- Directions for this task: Omit images. Retype all entries verbatim.

- Data excerpts:
= = = = = = =
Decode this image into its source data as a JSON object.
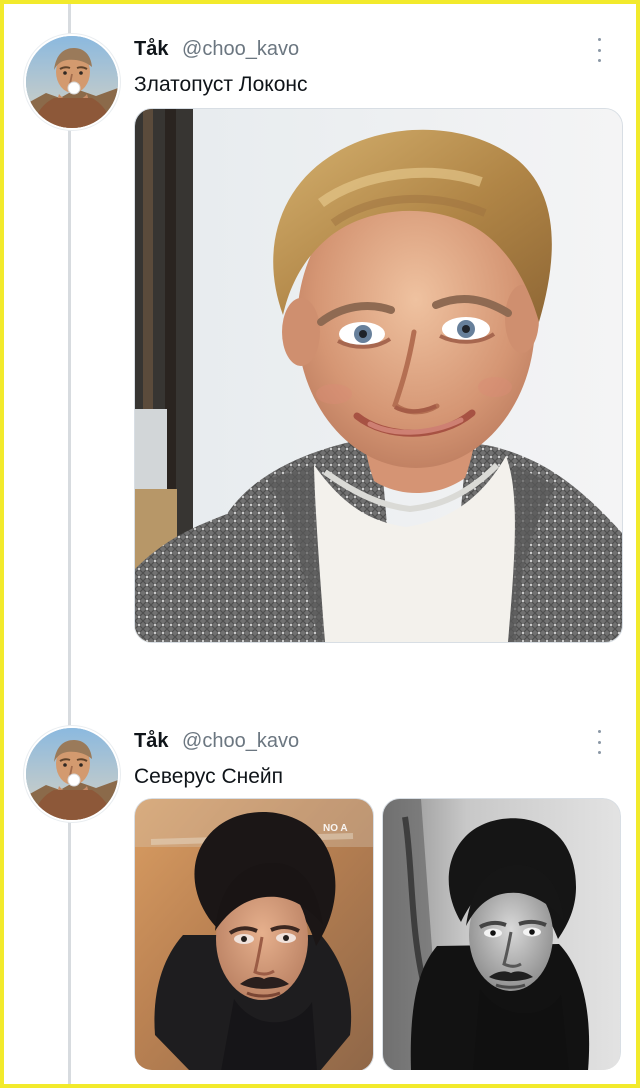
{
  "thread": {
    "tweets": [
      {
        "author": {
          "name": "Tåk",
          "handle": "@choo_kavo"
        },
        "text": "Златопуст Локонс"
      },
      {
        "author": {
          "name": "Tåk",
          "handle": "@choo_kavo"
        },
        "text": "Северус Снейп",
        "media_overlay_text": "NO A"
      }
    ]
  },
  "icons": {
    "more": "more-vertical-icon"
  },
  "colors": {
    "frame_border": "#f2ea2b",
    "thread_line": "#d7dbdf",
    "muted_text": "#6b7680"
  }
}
= = = = = = =
- Solution to the problem:
Decode this image into its source data as a JSON object.
{
  "thread": {
    "tweets": [
      {
        "author": {
          "name": "Tåk",
          "handle": "@choo_kavo"
        },
        "text": "Златопуст Локонс"
      },
      {
        "author": {
          "name": "Tåk",
          "handle": "@choo_kavo"
        },
        "text": "Северус Снейп",
        "media_overlay_text": "NO A"
      }
    ]
  },
  "icons": {
    "more": "more-vertical-icon"
  },
  "colors": {
    "frame_border": "#f2ea2b",
    "thread_line": "#d7dbdf",
    "muted_text": "#6b7680"
  }
}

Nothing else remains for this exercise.